[start Data rows]

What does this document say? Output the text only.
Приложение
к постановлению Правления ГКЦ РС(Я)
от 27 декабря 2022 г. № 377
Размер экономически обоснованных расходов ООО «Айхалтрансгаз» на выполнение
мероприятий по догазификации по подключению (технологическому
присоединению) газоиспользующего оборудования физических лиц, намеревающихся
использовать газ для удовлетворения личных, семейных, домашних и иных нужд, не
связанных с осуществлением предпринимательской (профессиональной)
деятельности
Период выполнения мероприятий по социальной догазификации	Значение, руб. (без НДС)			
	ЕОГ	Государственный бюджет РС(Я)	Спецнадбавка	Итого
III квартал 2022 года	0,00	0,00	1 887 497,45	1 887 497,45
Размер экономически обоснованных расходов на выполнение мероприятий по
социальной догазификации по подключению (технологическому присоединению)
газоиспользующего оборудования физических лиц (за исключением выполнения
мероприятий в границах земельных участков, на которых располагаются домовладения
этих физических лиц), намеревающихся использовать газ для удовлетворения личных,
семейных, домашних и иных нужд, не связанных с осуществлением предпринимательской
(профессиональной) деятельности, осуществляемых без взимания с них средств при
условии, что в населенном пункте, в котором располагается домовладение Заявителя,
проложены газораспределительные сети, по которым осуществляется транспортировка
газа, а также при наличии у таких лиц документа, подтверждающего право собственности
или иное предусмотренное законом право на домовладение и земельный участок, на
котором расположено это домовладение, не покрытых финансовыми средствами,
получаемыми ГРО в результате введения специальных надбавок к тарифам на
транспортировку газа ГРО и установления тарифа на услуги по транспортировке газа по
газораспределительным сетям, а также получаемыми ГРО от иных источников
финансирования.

[end Data rows]

- Stated exercise: Work out the number of lines above that include the string "газоиспользующего" and write only that number.

- Exercise answer: 2